GELİBOLU’YU ANLAMAK

Kurmay Yarbay Bursalı Mehmet Nihat Bey’in Torunu İle Söyleşi (Ahmet Yurttakal)

Çanakkale Savaşlarının en önemli kahramanlarından biriydi o, askeri tarihçi denince ilk o akla gelirdi, 43 yıllık kısacık hayatına onlarca hatırat, çeviri, konferans ve harp tarihi notları sığdırdı. Yazılarında eleştirel ve objektif bir bakış açısıyla kaleme aldı. Harp akademilerinde öğretmenlik yaptı ve yüzlerce başarılı subaylar yetiştirdi. İşte ismini az duyduğumuz bu şanlı kahramanımız Şehit Kurmay Yarbay Bursalı Mehmet Nihat. Mehmet Nihat Bey’dir. Yarbay Mehmet Nihat Bey Çanakkale Muharebelerinde 25 Nisan 1915 günü Anadolu Yakasında daha sonra Seddülbahir’de Güney Grubu karargahında da görev yapar. Savaşı yakından takip edip notlar alır. 14 Temmuz 1928’de İzmir-Güzelbahçe Kilizman bölgesinde kaza kurşunuyla şehit düştü.


İşte yıllarca bu kahramanımızın yakınlarının olduğunu bilmiyorduk hatta evlenmediği yazılı idi kitaplarda. Taki geliboluyuanlamak.com’da yayınlanan bir makaleye yorum yazan torunu Jale Hanımı tanıyana kadar… Jale hanım bizi kardeşi Munis Kirizman’a yönlendirdi. Munis Kirizman Bey ile İzmir’de buluştuk. “geliboluyuanlamak” okurları için güzel bir söyleşi gerçekleştirdik. Mehmet Nihat Bey’i yakından tanımaya çalıştık, Ölümü hakkındaki sır perdesini aralamaya çalıştık….



SORU 1  – Dedeniz Nihat Bey kimdir? Ailesi hakkında kısaca bilgi verir misiniz?


Dedem Nihat Bey’in babasının adı Abdulhvahap Bey’dir (1860-1918); dedesi ise Hacı Vikvik Bey ve Buhara doğumludur. Nihat Bey’in eşinin adı Sıdıka hanımdır. Nenem Sıdıka Hanım 1890 doğumlu imiş. Nihat-Sıdıka çiftinden babam Orhan dünyaya gelmiş. Orhan Kirizman’ın ise 2 çocuğu var. Ablam Jale Zeynep Kirizman, ben Munis Kirizman.

☆ ☆ ☆ ☆ ☆

» Görevin amacı
Mehmet Nihat Bey söyleşisinde "GELİBOLU’YU ANLAMAK" ile başlayıp "kurşunuyla şehit düştü." ile biten bölümü hiç değiştirmeden döndürün.

» Veri bölümü

☆ ☆ ☆ ☆ ☆

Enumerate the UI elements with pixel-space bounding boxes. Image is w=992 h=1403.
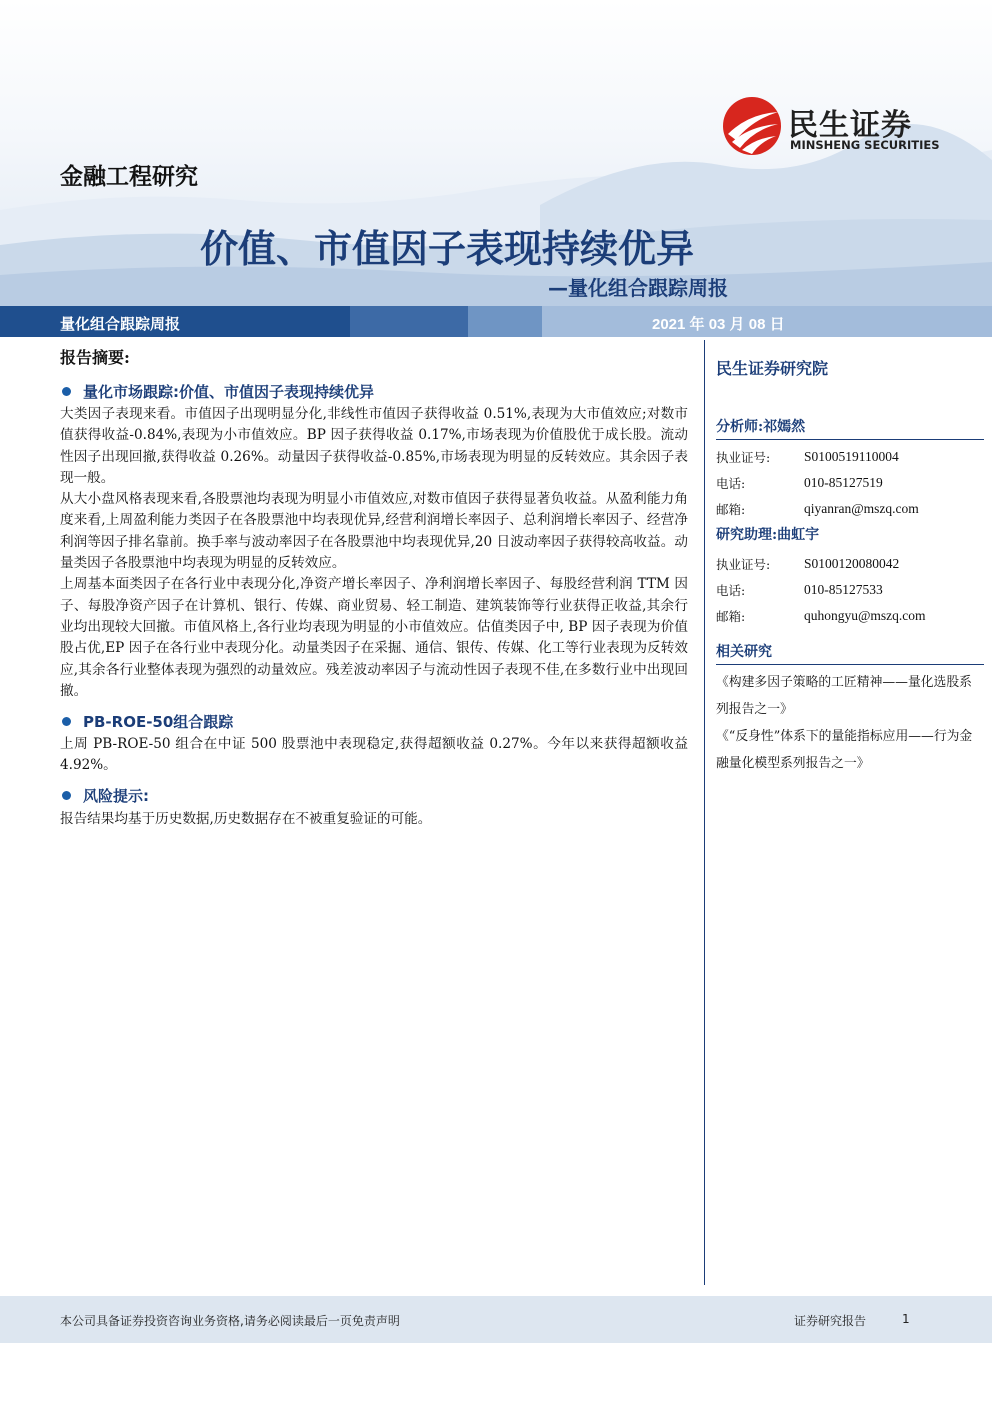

☆ ☆ ☆ ☆ ☆

» Çözülmüş problem
GELİBOLU’YU ANLAMAK

Kurmay Yarbay Bursalı Mehmet Nihat Bey’in Torunu İle Söyleşi (Ahmet Yurttakal)

Çanakkale Savaşlarının en önemli kahramanlarından biriydi o, askeri tarihçi denince ilk o akla gelirdi, 43 yıllık kısacık hayatına onlarca hatırat, çeviri, konferans ve harp tarihi notları sığdırdı. Yazılarında eleştirel ve objektif bir bakış açısıyla kaleme aldı. Harp akademilerinde öğretmenlik yaptı ve yüzlerce başarılı subaylar yetiştirdi. İşte ismini az duyduğumuz bu şanlı kahramanımız Şehit Kurmay Yarbay Bursalı Mehmet Nihat. Mehmet Nihat Bey’dir. Yarbay Mehmet Nihat Bey Çanakkale Muharebelerinde 25 Nisan 1915 günü Anadolu Yakasında daha sonra Seddülbahir’de Güney Grubu karargahında da görev yapar. Savaşı yakından takip edip notlar alır. 14 Temmuz 1928’de İzmir-Güzelbahçe Kilizman bölgesinde kaza kurşunuyla şehit düştü.